DATA SHOWN:
******

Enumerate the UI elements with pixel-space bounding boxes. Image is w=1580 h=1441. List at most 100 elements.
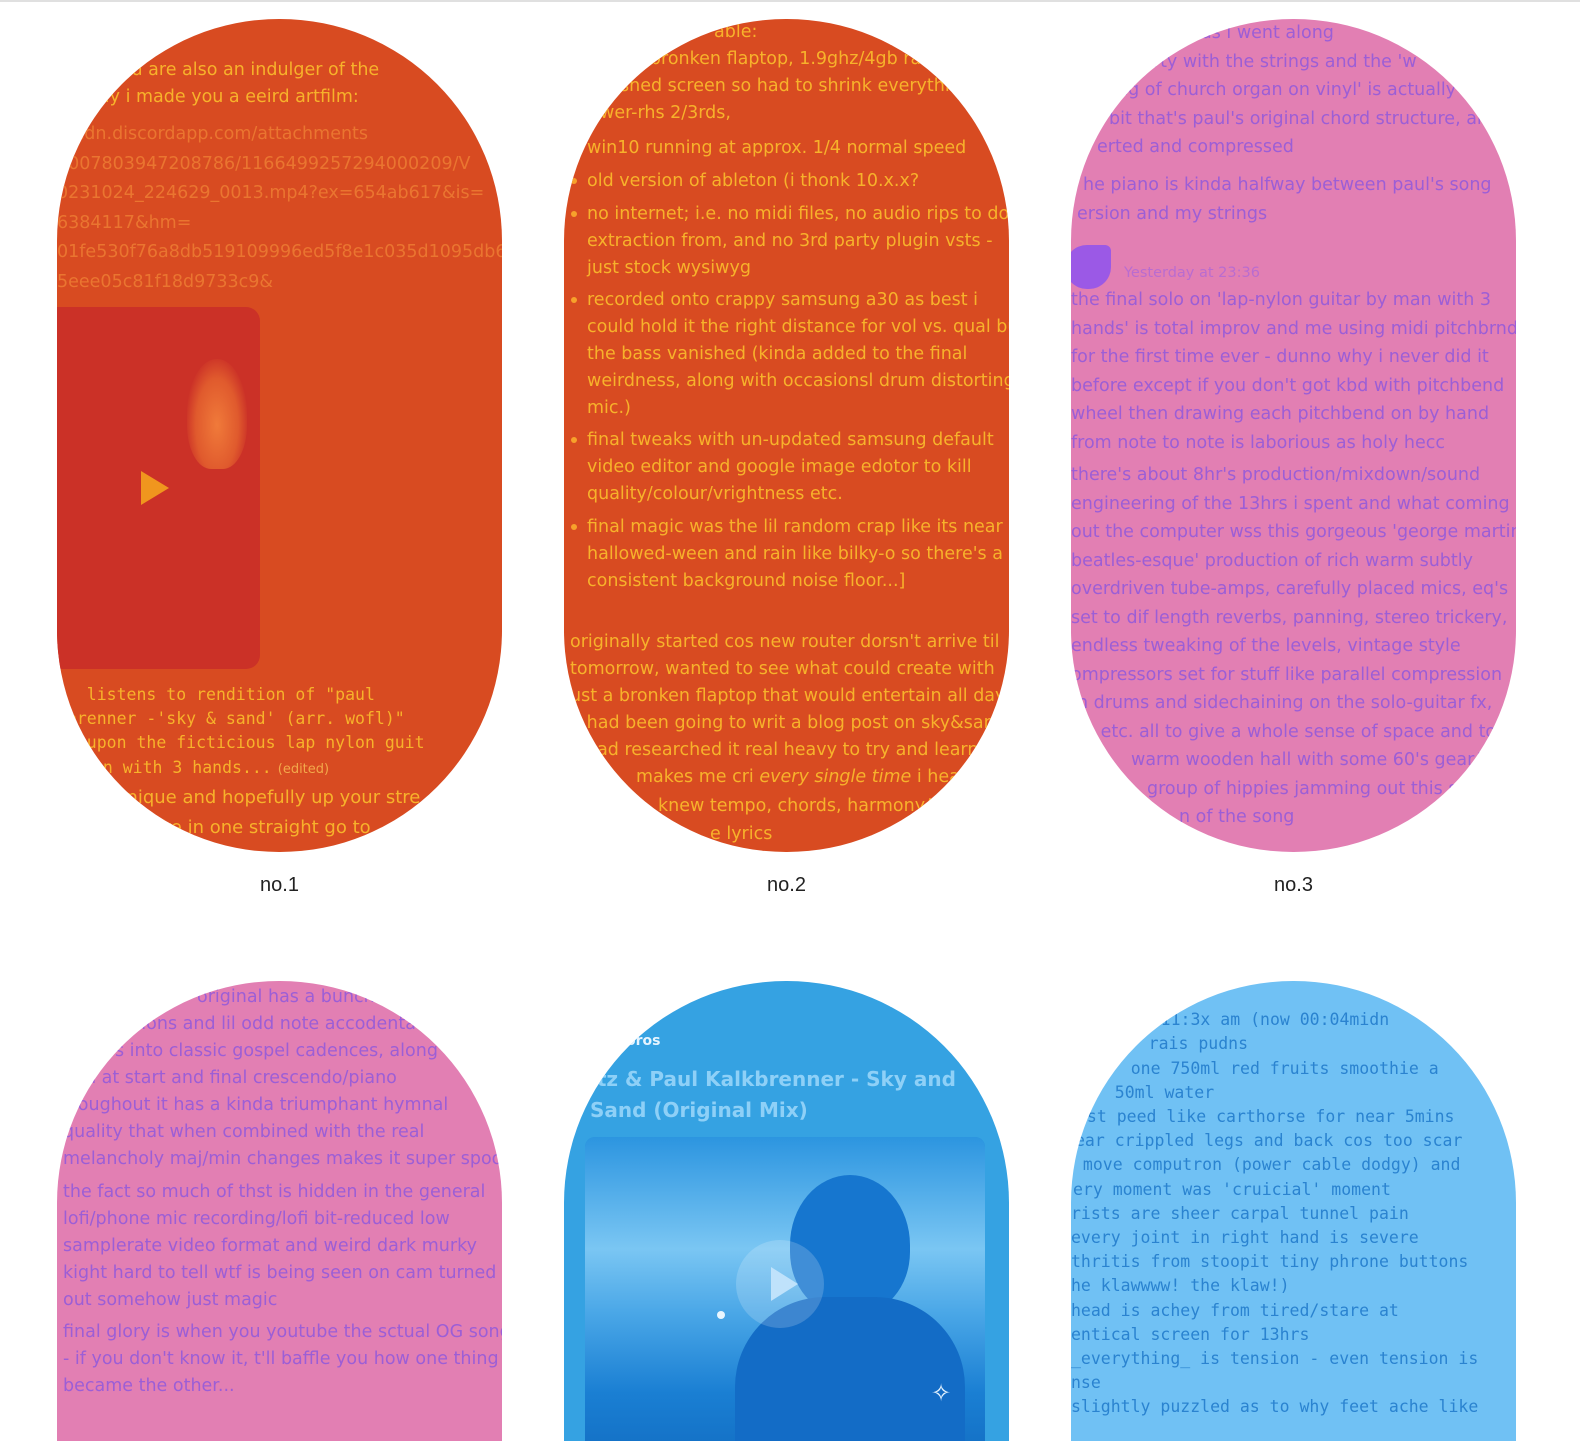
card2-line: originally started cos new router dorsn'… <box>570 632 1000 652</box>
card6-line: ear crippled legs and back cos too scar <box>1075 1131 1463 1151</box>
card6-line: rists are sheer carpal tunnel pain <box>1071 1203 1409 1223</box>
card3-line: n drums and sidechaining on the solo-gui… <box>1077 693 1493 713</box>
card2-line: e lyrics <box>710 824 773 844</box>
card4-line: original has a buncha <box>197 987 386 1007</box>
artwork-card-4[interactable]: original has a buncha rsions and lil odd… <box>57 981 502 1441</box>
card2-line: able: <box>714 22 758 42</box>
embed-provider: oros <box>626 1033 661 1049</box>
bullet-text: win10 running at approx. 1/4 normal spee… <box>587 138 967 158</box>
bullet-text: just stock wysiwyg <box>587 258 751 278</box>
artwork-card-3[interactable]: as i went along berty with the strings a… <box>1071 19 1516 852</box>
attachment-link[interactable]: ://cdn.discordapp.com/attachments <box>57 120 502 150</box>
artwork-card-6[interactable]: : 11:3x am (now 00:04midn rais pudns one… <box>1071 981 1516 1441</box>
card3-line: n of the song <box>1179 807 1295 827</box>
card3-line: the final solo on 'lap-nylon guitar by m… <box>1071 290 1492 310</box>
card4-line: quality that when combined with the real <box>63 1122 425 1142</box>
card3-line: berty with the strings and the 'w <box>1131 51 1417 72</box>
card6-line: slightly puzzled as to why feet ache lik… <box>1071 1397 1479 1417</box>
bullet-text: could hold it the right distance for vol… <box>587 317 1009 337</box>
card4-line: rsions and lil odd note accodenta <box>125 1014 416 1034</box>
card3-line: set to dif length reverbs, panning, ster… <box>1071 607 1508 628</box>
card6-line: one 750ml red fruits smoothie a <box>1091 1058 1439 1078</box>
card6-line: 50ml water <box>1085 1082 1215 1102</box>
bullet-text: hallowed-ween and rain like bilky-o so t… <box>587 544 1003 564</box>
card3-line: ersion and my strings <box>1077 203 1268 224</box>
card6-line: entical screen for 13hrs <box>1071 1324 1310 1344</box>
card3-line: erted and compressed <box>1097 137 1294 157</box>
embed-title[interactable]: itz & Paul Kalkbrenner - Sky and <box>590 1064 1009 1095</box>
card6-line: he klawwww! the klaw!) <box>1071 1276 1290 1296</box>
card4-line: s into classic gospel cadences, along wi… <box>115 1041 470 1061</box>
card6-line: _everything_ is tension - even tension i… <box>1071 1349 1479 1369</box>
card1-line: holy i made you a eeird artfilm: <box>83 87 359 107</box>
bullet-text: mic.) <box>587 398 631 418</box>
card4-line: kight hard to tell wtf is being seen on … <box>63 1263 497 1283</box>
embed-title[interactable]: Sand (Original Mix) <box>590 1095 1009 1126</box>
card1-mono-text: man with 3 hands... <box>83 757 272 777</box>
card4-line: samplerate video format and weird dark m… <box>63 1236 477 1256</box>
card3-line: before except if you don't got kbd with … <box>1071 375 1505 396</box>
card1-mono-line: kbrenner -'sky & sand' (arr. wofl)" <box>57 709 405 729</box>
attachment-link[interactable]: 5eee05c81f18d9733c9& <box>57 268 502 298</box>
dolphin-logo-icon: ✧ <box>931 1379 952 1407</box>
card2-line: makes me cri every single time i hear it <box>570 764 1009 791</box>
card3-line: engineering of the 13hrs i spent and wha… <box>1071 493 1510 514</box>
card4-line: final glory is when you youtube the sctu… <box>63 1322 502 1342</box>
card3-line: beatles-esque' production of rich warm s… <box>1071 550 1473 571</box>
card4-line: out somehow just magic <box>63 1290 278 1310</box>
card6-line: every joint in right hand is severe <box>1071 1228 1419 1248</box>
video-thumbnail[interactable]: ✧ <box>585 1137 985 1441</box>
sun-spot <box>717 1311 725 1319</box>
message-timestamp: Yesterday at 23:36 <box>1124 265 1260 281</box>
card3-line: bit that's paul's original chord structu… <box>1109 108 1493 129</box>
bullet-text: no internet; i.e. no midi files, no audi… <box>587 204 1009 224</box>
card6-line: move computron (power cable dodgy) and <box>1073 1155 1461 1175</box>
bullet-text: consistent background noise floor...] <box>587 571 906 591</box>
attachment-link[interactable]: 6007803947208786/1166499257294000209/V <box>57 150 502 180</box>
card6-line: ery moment was 'cruicial' moment <box>1073 1179 1391 1199</box>
flame-thumbnail <box>187 359 247 469</box>
card2-line: knew tempo, chords, harmony/a <box>658 796 942 816</box>
card2-line: d had been going to writ a blog post on … <box>570 713 1006 733</box>
card1-mono-line: listens to rendition of "paul <box>57 685 375 704</box>
bullet-text: recorded onto crappy samsung a30 as best… <box>587 290 979 310</box>
card3-line: warm wooden hall with some 60's gear/a <box>1131 750 1491 770</box>
card3-line: endless tweaking of the levels, vintage … <box>1071 636 1461 656</box>
card4-line: melancholy maj/min changes makes it supe… <box>63 1149 502 1169</box>
artwork-card-1[interactable]: se you are also an indulger of the holy … <box>57 19 502 852</box>
card3-line: ng of church organ on vinyl' is actually <box>1117 80 1457 100</box>
card1-line: ke in one straight go to <box>161 817 371 838</box>
artwork-card-2[interactable]: able: y bronken flaptop, 1.9ghz/4gb ra s… <box>564 19 1009 852</box>
bullet-text: weirdness, along with occasionsl drum di… <box>587 371 1009 391</box>
caption-no1: no.1 <box>260 874 299 896</box>
bullet-text: video editor and google image edotor to … <box>587 457 972 477</box>
card4-line: - if you don't know it, t'll baffle you … <box>63 1349 499 1369</box>
bullet-text: quality/colour/vrightness etc. <box>587 484 843 504</box>
card4-line: the fact so much of thst is hidden in th… <box>63 1182 486 1202</box>
edited-tag: (edited) <box>277 761 330 777</box>
card6-line: rais pudns <box>1099 1034 1249 1054</box>
card3-line: there's about 8hr's production/mixdown/s… <box>1071 465 1481 485</box>
card3-line: from note to note is laborious as holy h… <box>1071 432 1445 453</box>
caption-no3: no.3 <box>1274 874 1313 896</box>
card6-line: thritis from stoopit tiny phrone buttons <box>1071 1252 1469 1272</box>
card6-line: 11:3x am (now 00:04midn <box>1111 1010 1390 1030</box>
card6-line: head is achey from tired/stare at <box>1071 1300 1399 1320</box>
attachment-link[interactable]: 0231024_224629_0013.mp4?ex=654ab617&is= <box>57 179 502 209</box>
card3-line: etc. all to give a whole sense of space … <box>1095 721 1504 742</box>
play-button[interactable] <box>736 1240 824 1328</box>
attachment-link[interactable]: 01fe530f76a8db519109996ed5f8e1c035d1095d… <box>57 238 502 268</box>
card3-line: overdriven tube-amps, carefully placed m… <box>1071 579 1509 599</box>
top-divider <box>0 0 1580 2</box>
bullet-text: extraction from, and no 3rd party plugin… <box>587 231 993 251</box>
attachment-link[interactable]: 6384117&hm= <box>57 209 502 239</box>
play-icon[interactable] <box>141 471 169 505</box>
bullet-text: old version of ableton (i thonk 10.x.x? <box>587 171 920 191</box>
card1-line: se you are also an indulger of the <box>85 60 380 80</box>
bullet-text: final magic was the lil random crap like… <box>587 517 1003 537</box>
card2-text: i hear it <box>911 767 985 787</box>
card4-line: roughout it has a kinda triumphant hymna… <box>71 1095 449 1115</box>
artwork-card-5[interactable]: oros itz & Paul Kalkbrenner - Sky and Sa… <box>564 981 1009 1441</box>
bullet-text: final tweaks with un-updated samsung def… <box>587 430 994 450</box>
card3-line: for the first time ever - dunno why i ne… <box>1071 347 1489 367</box>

******

Write out all the items again, swapping "bullet-text" for "list-text" wherever it appears and changing nothing else. Omit the pictures.

RESULT FOR THIS TASK:
Enumerate the UI elements with pixel-space bounding boxes. Image is w=1580 h=1441. List at most 100 elements.
card2-line: originally started cos new router dorsn'… <box>570 632 1000 652</box>
card6-line: ear crippled legs and back cos too scar <box>1075 1131 1463 1151</box>
card6-line: rists are sheer carpal tunnel pain <box>1071 1203 1409 1223</box>
card3-line: n drums and sidechaining on the solo-gui… <box>1077 693 1493 713</box>
card2-line: e lyrics <box>710 824 773 844</box>
card4-line: original has a buncha <box>197 987 386 1007</box>
artwork-card-4[interactable]: original has a buncha rsions and lil odd… <box>57 981 502 1441</box>
card2-line: able: <box>714 22 758 42</box>
embed-provider: oros <box>626 1033 661 1049</box>
list-text: win10 running at approx. 1/4 normal spee… <box>587 138 967 158</box>
list-text: just stock wysiwyg <box>587 258 751 278</box>
artwork-card-3[interactable]: as i went along berty with the strings a… <box>1071 19 1516 852</box>
attachment-link[interactable]: ://cdn.discordapp.com/attachments <box>57 120 502 150</box>
artwork-card-6[interactable]: : 11:3x am (now 00:04midn rais pudns one… <box>1071 981 1516 1441</box>
card3-line: n of the song <box>1179 807 1295 827</box>
card3-line: the final solo on 'lap-nylon guitar by m… <box>1071 290 1492 310</box>
card4-line: quality that when combined with the real <box>63 1122 425 1142</box>
card3-line: berty with the strings and the 'w <box>1131 51 1417 72</box>
card6-line: slightly puzzled as to why feet ache lik… <box>1071 1397 1479 1417</box>
list-text: could hold it the right distance for vol… <box>587 317 1009 337</box>
card4-line: rsions and lil odd note accodenta <box>125 1014 416 1034</box>
card3-line: set to dif length reverbs, panning, ster… <box>1071 607 1508 628</box>
card6-line: one 750ml red fruits smoothie a <box>1091 1058 1439 1078</box>
card6-line: 50ml water <box>1085 1082 1215 1102</box>
list-text: hallowed-ween and rain like bilky-o so t… <box>587 544 1003 564</box>
card3-line: ersion and my strings <box>1077 203 1268 224</box>
card6-line: entical screen for 13hrs <box>1071 1324 1310 1344</box>
card3-line: erted and compressed <box>1097 137 1294 157</box>
embed-title[interactable]: itz & Paul Kalkbrenner - Sky and <box>590 1064 1009 1095</box>
card6-line: he klawwww! the klaw!) <box>1071 1276 1290 1296</box>
card4-line: s into classic gospel cadences, along wi… <box>115 1041 470 1061</box>
card6-line: _everything_ is tension - even tension i… <box>1071 1349 1479 1369</box>
card1-line: holy i made you a eeird artfilm: <box>83 87 359 107</box>
list-text: mic.) <box>587 398 631 418</box>
card4-line: kight hard to tell wtf is being seen on … <box>63 1263 497 1283</box>
embed-title[interactable]: Sand (Original Mix) <box>590 1095 1009 1126</box>
card1-mono-text: man with 3 hands... <box>83 757 272 777</box>
card4-line: samplerate video format and weird dark m… <box>63 1236 477 1256</box>
card3-line: before except if you don't got kbd with … <box>1071 375 1505 396</box>
card1-mono-line: kbrenner -'sky & sand' (arr. wofl)" <box>57 709 405 729</box>
attachment-link[interactable]: 5eee05c81f18d9733c9& <box>57 268 502 298</box>
dolphin-logo-icon: ✧ <box>931 1379 952 1407</box>
card2-line: makes me cri every single time i hear it <box>570 764 1009 791</box>
card3-line: engineering of the 13hrs i spent and wha… <box>1071 493 1510 514</box>
card4-line: final glory is when you youtube the sctu… <box>63 1322 502 1342</box>
card3-line: beatles-esque' production of rich warm s… <box>1071 550 1473 571</box>
card4-line: out somehow just magic <box>63 1290 278 1310</box>
card6-line: every joint in right hand is severe <box>1071 1228 1419 1248</box>
video-thumbnail[interactable]: ✧ <box>585 1137 985 1441</box>
sun-spot <box>717 1311 725 1319</box>
message-timestamp: Yesterday at 23:36 <box>1124 265 1260 281</box>
card3-line: bit that's paul's original chord structu… <box>1109 108 1493 129</box>
list-text: no internet; i.e. no midi files, no audi… <box>587 204 1009 224</box>
card6-line: move computron (power cable dodgy) and <box>1073 1155 1461 1175</box>
list-text: consistent background noise floor...] <box>587 571 906 591</box>
attachment-link[interactable]: 6007803947208786/1166499257294000209/V <box>57 150 502 180</box>
card6-line: ery moment was 'cruicial' moment <box>1073 1179 1391 1199</box>
flame-thumbnail <box>187 359 247 469</box>
card2-line: knew tempo, chords, harmony/a <box>658 796 942 816</box>
card2-line: d had been going to writ a blog post on … <box>570 713 1006 733</box>
card1-mono-line: listens to rendition of "paul <box>57 685 375 704</box>
list-text: recorded onto crappy samsung a30 as best… <box>587 290 979 310</box>
card3-line: warm wooden hall with some 60's gear/a <box>1131 750 1491 770</box>
card3-line: endless tweaking of the levels, vintage … <box>1071 636 1461 656</box>
card4-line: melancholy maj/min changes makes it supe… <box>63 1149 502 1169</box>
artwork-card-1[interactable]: se you are also an indulger of the holy … <box>57 19 502 852</box>
card3-line: ng of church organ on vinyl' is actually <box>1117 80 1457 100</box>
card1-line: ke in one straight go to <box>161 817 371 838</box>
artwork-card-2[interactable]: able: y bronken flaptop, 1.9ghz/4gb ra s… <box>564 19 1009 852</box>
list-text: weirdness, along with occasionsl drum di… <box>587 371 1009 391</box>
caption-no1: no.1 <box>260 874 299 896</box>
list-text: video editor and google image edotor to … <box>587 457 972 477</box>
card4-line: - if you don't know it, t'll baffle you … <box>63 1349 499 1369</box>
list-text: quality/colour/vrightness etc. <box>587 484 843 504</box>
card4-line: the fact so much of thst is hidden in th… <box>63 1182 486 1202</box>
edited-tag: (edited) <box>277 761 330 777</box>
card6-line: rais pudns <box>1099 1034 1249 1054</box>
card3-line: there's about 8hr's production/mixdown/s… <box>1071 465 1481 485</box>
card3-line: from note to note is laborious as holy h… <box>1071 432 1445 453</box>
caption-no3: no.3 <box>1274 874 1313 896</box>
card6-line: thritis from stoopit tiny phrone buttons <box>1071 1252 1469 1272</box>
card6-line: 11:3x am (now 00:04midn <box>1111 1010 1390 1030</box>
card6-line: head is achey from tired/stare at <box>1071 1300 1399 1320</box>
attachment-link[interactable]: 0231024_224629_0013.mp4?ex=654ab617&is= <box>57 179 502 209</box>
card3-line: etc. all to give a whole sense of space … <box>1095 721 1504 742</box>
play-button[interactable] <box>736 1240 824 1328</box>
attachment-link[interactable]: 01fe530f76a8db519109996ed5f8e1c035d1095d… <box>57 238 502 268</box>
card3-line: overdriven tube-amps, carefully placed m… <box>1071 579 1509 599</box>
top-divider <box>0 0 1580 2</box>
list-text: extraction from, and no 3rd party plugin… <box>587 231 993 251</box>
attachment-link[interactable]: 6384117&hm= <box>57 209 502 239</box>
play-icon[interactable] <box>141 471 169 505</box>
list-text: old version of ableton (i thonk 10.x.x? <box>587 171 920 191</box>
card1-line: se you are also an indulger of the <box>85 60 380 80</box>
list-text: final magic was the lil random crap like… <box>587 517 1003 537</box>
card2-text: i hear it <box>911 767 985 787</box>
card4-line: roughout it has a kinda triumphant hymna… <box>71 1095 449 1115</box>
artwork-card-5[interactable]: oros itz & Paul Kalkbrenner - Sky and Sa… <box>564 981 1009 1441</box>
list-text: final tweaks with un-updated samsung def… <box>587 430 994 450</box>
card3-line: for the first time ever - dunno why i ne… <box>1071 347 1489 367</box>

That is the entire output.